Can you write out all of the material below, word for word?

━━━ DATA LINES

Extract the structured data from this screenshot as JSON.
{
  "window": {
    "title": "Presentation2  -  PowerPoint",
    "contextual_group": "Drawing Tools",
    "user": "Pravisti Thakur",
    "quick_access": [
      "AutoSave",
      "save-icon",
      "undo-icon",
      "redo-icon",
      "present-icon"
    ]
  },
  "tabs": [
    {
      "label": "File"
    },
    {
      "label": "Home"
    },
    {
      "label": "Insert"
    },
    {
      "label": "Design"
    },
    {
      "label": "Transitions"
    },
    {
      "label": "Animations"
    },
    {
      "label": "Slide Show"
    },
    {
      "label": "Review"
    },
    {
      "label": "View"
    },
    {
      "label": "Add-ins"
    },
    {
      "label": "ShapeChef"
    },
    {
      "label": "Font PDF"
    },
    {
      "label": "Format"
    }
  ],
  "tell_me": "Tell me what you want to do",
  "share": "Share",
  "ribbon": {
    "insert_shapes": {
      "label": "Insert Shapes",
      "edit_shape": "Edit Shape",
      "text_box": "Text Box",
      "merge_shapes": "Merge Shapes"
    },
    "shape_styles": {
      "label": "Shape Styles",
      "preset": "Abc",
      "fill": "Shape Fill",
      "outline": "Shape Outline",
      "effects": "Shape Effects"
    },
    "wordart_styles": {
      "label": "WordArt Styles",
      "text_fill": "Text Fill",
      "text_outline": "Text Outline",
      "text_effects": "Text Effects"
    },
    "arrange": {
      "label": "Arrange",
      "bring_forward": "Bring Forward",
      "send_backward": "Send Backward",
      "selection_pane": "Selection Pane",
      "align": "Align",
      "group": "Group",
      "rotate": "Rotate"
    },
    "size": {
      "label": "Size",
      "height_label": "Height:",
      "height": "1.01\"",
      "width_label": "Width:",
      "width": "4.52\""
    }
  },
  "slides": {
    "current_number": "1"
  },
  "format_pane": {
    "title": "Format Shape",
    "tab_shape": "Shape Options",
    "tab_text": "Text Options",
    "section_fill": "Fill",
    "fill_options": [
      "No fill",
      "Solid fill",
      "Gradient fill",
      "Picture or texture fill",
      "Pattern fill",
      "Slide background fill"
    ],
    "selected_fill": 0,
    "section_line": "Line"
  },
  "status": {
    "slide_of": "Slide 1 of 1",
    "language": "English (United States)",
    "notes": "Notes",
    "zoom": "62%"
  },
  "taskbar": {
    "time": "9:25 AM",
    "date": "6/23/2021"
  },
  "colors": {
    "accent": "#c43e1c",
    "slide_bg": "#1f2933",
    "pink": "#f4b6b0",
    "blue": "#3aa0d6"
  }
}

━━━━━━

→ RESULT BELOW:
Extract the structured data from this screenshot as JSON.
{
  "window": {
    "title": "Presentation2  -  PowerPoint",
    "contextual_group": "Drawing Tools",
    "user": "Pravisti Thakur",
    "quick_access": [
      "AutoSave",
      "save-icon",
      "undo-icon",
      "redo-icon",
      "present-icon"
    ]
  },
  "tabs": [
    {
      "label": "File"
    },
    {
      "label": "Home"
    },
    {
      "label": "Insert"
    },
    {
      "label": "Design"
    },
    {
      "label": "Transitions"
    },
    {
      "label": "Animations"
    },
    {
      "label": "Slide Show"
    },
    {
      "label": "Review"
    },
    {
      "label": "View"
    },
    {
      "label": "Add-ins"
    },
    {
      "label": "ShapeChef"
    },
    {
      "label": "Font PDF"
    },
    {
      "label": "Format"
    }
  ],
  "tell_me": "Tell me what you want to do",
  "share": "Share",
  "ribbon": {
    "insert_shapes": {
      "label": "Insert Shapes",
      "edit_shape": "Edit Shape",
      "text_box": "Text Box",
      "merge_shapes": "Merge Shapes"
    },
    "shape_styles": {
      "label": "Shape Styles",
      "preset": "Abc",
      "fill": "Shape Fill",
      "outline": "Shape Outline",
      "effects": "Shape Effects"
    },
    "wordart_styles": {
      "label": "WordArt Styles",
      "text_fill": "Text Fill",
      "text_outline": "Text Outline",
      "text_effects": "Text Effects"
    },
    "arrange": {
      "label": "Arrange",
      "bring_forward": "Bring Forward",
      "send_backward": "Send Backward",
      "selection_pane": "Selection Pane",
      "align": "Align",
      "group": "Group",
      "rotate": "Rotate"
    },
    "size": {
      "label": "Size",
      "height_label": "Height:",
      "height": "1.01\"",
      "width_label": "Width:",
      "width": "4.52\""
    }
  },
  "slides": {
    "current_number": "1"
  },
  "format_pane": {
    "title": "Format Shape",
    "tab_shape": "Shape Options",
    "tab_text": "Text Options",
    "section_fill": "Fill",
    "fill_options": [
      "No fill",
      "Solid fill",
      "Gradient fill",
      "Picture or texture fill",
      "Pattern fill",
      "Slide background fill"
    ],
    "selected_fill": 0,
    "section_line": "Line"
  },
  "status": {
    "slide_of": "Slide 1 of 1",
    "language": "English (United States)",
    "notes": "Notes",
    "zoom": "62%"
  },
  "taskbar": {
    "time": "9:25 AM",
    "date": "6/23/2021"
  },
  "colors": {
    "accent": "#c43e1c",
    "slide_bg": "#1f2933",
    "pink": "#f4b6b0",
    "blue": "#3aa0d6"
  }
}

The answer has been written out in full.